MATERIAL FOR THE TASK:
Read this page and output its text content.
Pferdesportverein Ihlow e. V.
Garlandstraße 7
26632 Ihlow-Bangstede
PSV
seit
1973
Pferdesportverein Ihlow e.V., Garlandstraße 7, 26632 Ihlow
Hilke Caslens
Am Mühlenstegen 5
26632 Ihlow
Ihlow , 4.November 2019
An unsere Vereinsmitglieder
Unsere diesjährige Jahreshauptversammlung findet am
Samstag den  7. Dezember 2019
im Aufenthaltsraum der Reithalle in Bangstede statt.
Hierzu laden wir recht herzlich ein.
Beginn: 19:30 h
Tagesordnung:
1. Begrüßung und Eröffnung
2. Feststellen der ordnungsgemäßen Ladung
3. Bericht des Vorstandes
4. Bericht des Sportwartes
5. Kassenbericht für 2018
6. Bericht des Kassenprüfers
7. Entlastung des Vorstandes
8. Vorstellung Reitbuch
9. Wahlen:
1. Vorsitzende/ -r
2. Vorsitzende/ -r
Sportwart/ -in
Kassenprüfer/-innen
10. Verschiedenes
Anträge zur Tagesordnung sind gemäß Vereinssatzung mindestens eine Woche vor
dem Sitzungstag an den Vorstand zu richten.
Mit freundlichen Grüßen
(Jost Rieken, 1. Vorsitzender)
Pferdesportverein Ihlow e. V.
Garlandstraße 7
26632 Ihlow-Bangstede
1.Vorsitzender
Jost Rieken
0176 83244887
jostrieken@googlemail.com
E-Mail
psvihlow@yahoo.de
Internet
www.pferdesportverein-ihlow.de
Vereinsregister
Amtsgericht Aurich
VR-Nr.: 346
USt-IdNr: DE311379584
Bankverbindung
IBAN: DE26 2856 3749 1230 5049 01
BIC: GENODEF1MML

THE PROBLEM: Extract each line from the listing above, please, and repeat it exactly.

ANSWER BELOW:
Read this page and output its text content.
Pferdesportverein Ihlow e. V.
Garlandstraße 7
26632 Ihlow-Bangstede
PSV
seit
1973
Pferdesportverein Ihlow e.V., Garlandstraße 7, 26632 Ihlow
Hilke Caslens
Am Mühlenstegen 5
26632 Ihlow
Ihlow , 4.November 2019
An unsere Vereinsmitglieder
Unsere diesjährige Jahreshauptversammlung findet am
Samstag den  7. Dezember 2019
im Aufenthaltsraum der Reithalle in Bangstede statt.
Hierzu laden wir recht herzlich ein.
Beginn: 19:30 h
Tagesordnung:
1. Begrüßung und Eröffnung
2. Feststellen der ordnungsgemäßen Ladung
3. Bericht des Vorstandes
4. Bericht des Sportwartes
5. Kassenbericht für 2018
6. Bericht des Kassenprüfers
7. Entlastung des Vorstandes
8. Vorstellung Reitbuch
9. Wahlen:
1. Vorsitzende/ -r
2. Vorsitzende/ -r
Sportwart/ -in
Kassenprüfer/-innen
10. Verschiedenes
Anträge zur Tagesordnung sind gemäß Vereinssatzung mindestens eine Woche vor
dem Sitzungstag an den Vorstand zu richten.
Mit freundlichen Grüßen
(Jost Rieken, 1. Vorsitzender)
Pferdesportverein Ihlow e. V.
Garlandstraße 7
26632 Ihlow-Bangstede
1.Vorsitzender
Jost Rieken
0176 83244887
jostrieken@googlemail.com
E-Mail
psvihlow@yahoo.de
Internet
www.pferdesportverein-ihlow.de
Vereinsregister
Amtsgericht Aurich
VR-Nr.: 346
USt-IdNr: DE311379584
Bankverbindung
IBAN: DE26 2856 3749 1230 5049 01
BIC: GENODEF1MML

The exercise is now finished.